What to do:
A – Answer each question from the Gorda Sound passage below, marking your answers (i), (ii) and (iii) to match.
(i) At what depth did they drop anchor off Prickly Pear Island?
(ii) How many of the laundromat's washing machines at Leverick Bay were working?
(iii) In what town did they get the immigration extension?
B – Reproduce the part of the Gorda Sound passage below starting at "Prickly Pear Island is" and ending at "and good cheese.".
— Begin Extract to read —
After lunch we continued on to Gorda Sound. The large sound is at the north end of Virgin Gorda and enclosed by Mosquito Island, Prickly Pear Island and a shallow reef between Mosquito and Prickly Pear. There is a shallow entrance from the west between Mosquito and Virgin Gorda that is not recommended by the charter companies, but was good for us and saved going all the way around Mosquito to the northern deeper and well marked entrance between the reef system. There are several good anchorages in Gorda Sound, but the guide book recommend the anchorage off Prickly Pear Island, and that is the one we chose. We found a sandy spot in 30 feet and dropped anchor.

Prickly Pear Island is a National Preserve and is uninhabited, with the exception of a small beach bar at the south end of the island still undergoing renovation from Hurricane Irma. Mosquito Island (and Necker Island further north off Gorda Sound) is owned by multi-millionaire Sir Richard Branson of Virgin Record, Virgin Airlines, etc fame. Some of Richard’s friends are building $30M homes there. Incredible!

The only functioning facilities are at Leverick Bay on Virgin Gorda. There is a marina, restaurant, Pusser’s store, grocery, laundromat (with one working washing machine out of four), etc. The little grocery actually has a small deli where we can get sliced lunch meat and good cheese.

For the next two weeks we stayed generally in the Virgin Gorda area. We had to extend our immigration paperwork prior to Christmas and also obtain a temporary import license for the boat in order to stay for longer than one month. We had to go back to Road Town, Tortola for the import license, but were able to get the immigration extension in Spanish Town, Virgin Gorda. This time, all the paperwork generally went smoothly, except no one really seemed to understand the process and we did have to chase down some incorrect leads in Road Town before ending up back at the ferry dock for the customs paperwork. Luckily, no ferries arrived while we were there so we were not held up.
— End Extract to read —
— Begin Data entries —
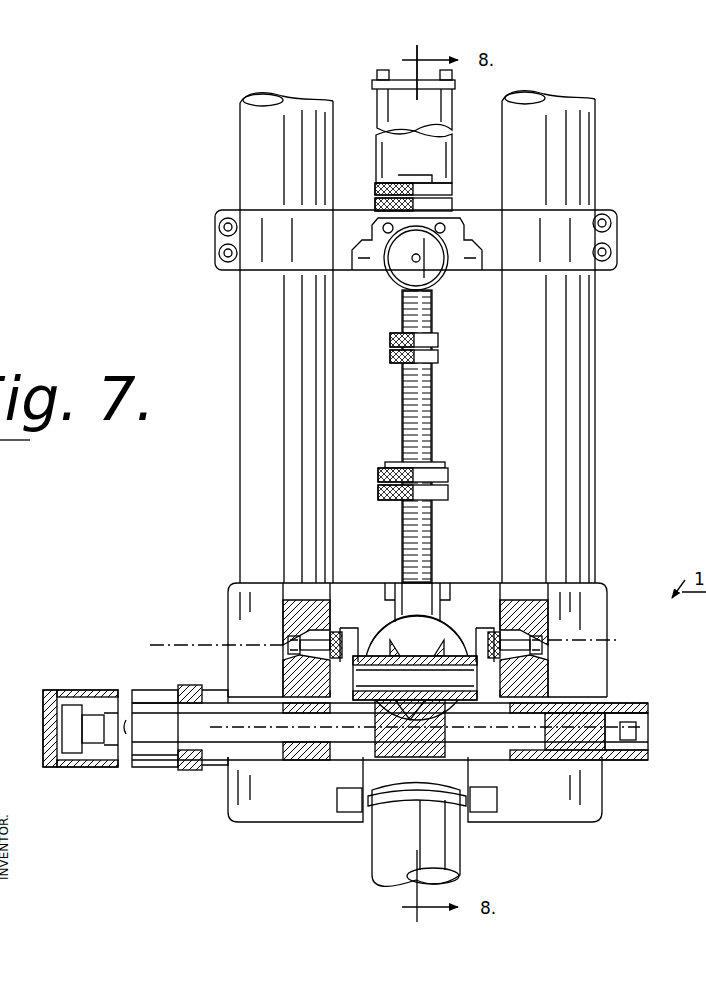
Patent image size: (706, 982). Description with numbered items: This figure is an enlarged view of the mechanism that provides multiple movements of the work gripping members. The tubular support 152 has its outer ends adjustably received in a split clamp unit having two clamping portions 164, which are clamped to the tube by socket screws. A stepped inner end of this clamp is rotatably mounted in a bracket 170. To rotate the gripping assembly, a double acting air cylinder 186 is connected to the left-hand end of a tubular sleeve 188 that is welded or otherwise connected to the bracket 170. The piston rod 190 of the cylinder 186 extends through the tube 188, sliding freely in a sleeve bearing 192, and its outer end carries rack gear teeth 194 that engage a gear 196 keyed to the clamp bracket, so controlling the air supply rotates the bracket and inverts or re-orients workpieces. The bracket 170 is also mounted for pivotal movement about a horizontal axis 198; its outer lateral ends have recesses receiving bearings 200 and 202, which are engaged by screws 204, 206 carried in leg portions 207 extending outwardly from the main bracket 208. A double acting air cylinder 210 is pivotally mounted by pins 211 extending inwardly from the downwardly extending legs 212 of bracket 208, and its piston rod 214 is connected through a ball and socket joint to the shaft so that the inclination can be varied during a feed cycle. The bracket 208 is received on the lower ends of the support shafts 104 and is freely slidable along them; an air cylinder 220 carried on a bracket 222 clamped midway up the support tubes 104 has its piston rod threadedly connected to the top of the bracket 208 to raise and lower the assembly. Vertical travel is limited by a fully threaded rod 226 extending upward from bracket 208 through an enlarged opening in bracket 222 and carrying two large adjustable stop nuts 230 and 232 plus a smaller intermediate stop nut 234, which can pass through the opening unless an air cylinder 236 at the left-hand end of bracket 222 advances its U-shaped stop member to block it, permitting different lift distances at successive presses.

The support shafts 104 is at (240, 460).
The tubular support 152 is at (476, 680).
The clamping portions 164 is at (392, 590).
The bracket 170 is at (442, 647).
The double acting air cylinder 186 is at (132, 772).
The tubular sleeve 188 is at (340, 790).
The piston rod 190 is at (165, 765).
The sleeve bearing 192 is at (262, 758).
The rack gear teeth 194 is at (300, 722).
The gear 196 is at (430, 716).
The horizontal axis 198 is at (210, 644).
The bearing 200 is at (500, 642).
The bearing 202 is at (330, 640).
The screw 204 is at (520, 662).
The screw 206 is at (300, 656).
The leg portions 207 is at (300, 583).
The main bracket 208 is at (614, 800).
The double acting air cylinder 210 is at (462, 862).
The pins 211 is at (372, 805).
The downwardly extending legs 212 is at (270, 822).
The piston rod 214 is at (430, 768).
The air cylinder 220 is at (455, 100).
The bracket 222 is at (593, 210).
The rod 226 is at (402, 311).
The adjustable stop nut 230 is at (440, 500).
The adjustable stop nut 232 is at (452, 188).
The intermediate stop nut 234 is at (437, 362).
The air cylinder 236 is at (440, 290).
— End Data entries —
— Begin Data entries —
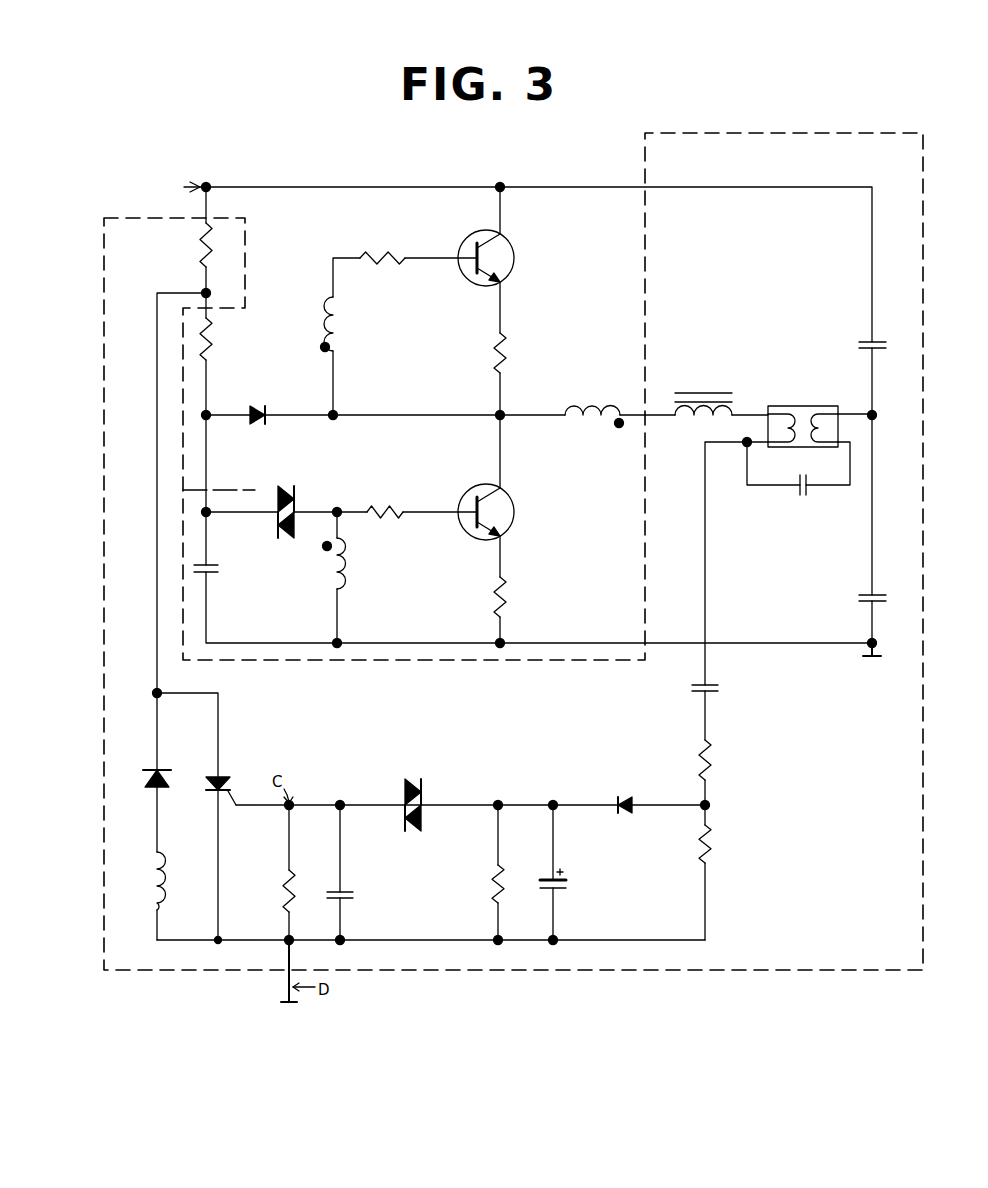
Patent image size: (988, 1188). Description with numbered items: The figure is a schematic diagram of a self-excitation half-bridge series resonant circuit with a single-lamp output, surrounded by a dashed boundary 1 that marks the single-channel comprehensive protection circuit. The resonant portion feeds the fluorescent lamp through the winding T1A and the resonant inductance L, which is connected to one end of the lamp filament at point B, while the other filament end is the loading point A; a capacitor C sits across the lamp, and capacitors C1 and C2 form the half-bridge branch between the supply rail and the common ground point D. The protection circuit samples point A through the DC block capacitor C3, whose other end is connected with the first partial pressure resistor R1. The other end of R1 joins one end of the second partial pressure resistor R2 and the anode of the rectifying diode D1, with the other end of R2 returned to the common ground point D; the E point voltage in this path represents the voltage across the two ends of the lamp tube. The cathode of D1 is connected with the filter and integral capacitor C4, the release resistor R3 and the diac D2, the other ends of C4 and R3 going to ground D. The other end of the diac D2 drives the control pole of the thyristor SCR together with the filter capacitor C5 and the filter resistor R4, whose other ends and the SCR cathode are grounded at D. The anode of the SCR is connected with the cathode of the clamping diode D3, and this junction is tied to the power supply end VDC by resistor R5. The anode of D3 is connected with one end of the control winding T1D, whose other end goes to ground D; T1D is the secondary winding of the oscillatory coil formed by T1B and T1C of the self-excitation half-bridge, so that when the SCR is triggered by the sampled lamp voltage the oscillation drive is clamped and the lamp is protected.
— End Data entries —
Task answers:
A –
(i) 30 feet
(ii) One out of four
(iii) Spanish Town, Virgin Gorda

B –
Prickly Pear Island is a National Preserve and is uninhabited, with the exception of a small beach bar at the south end of the island still undergoing renovation from Hurricane Irma. Mosquito Island (and Necker Island further north off Gorda Sound) is owned by multi-millionaire Sir Richard Branson of Virgin Record, Virgin Airlines, etc fame. Some of Richard’s friends are building $30M homes there. Incredible!

The only functioning facilities are at Leverick Bay on Virgin Gorda. There is a marina, restaurant, Pusser’s store, grocery, laundromat (with one working washing machine out of four), etc. The little grocery actually has a small deli where we can get sliced lunch meat and good cheese.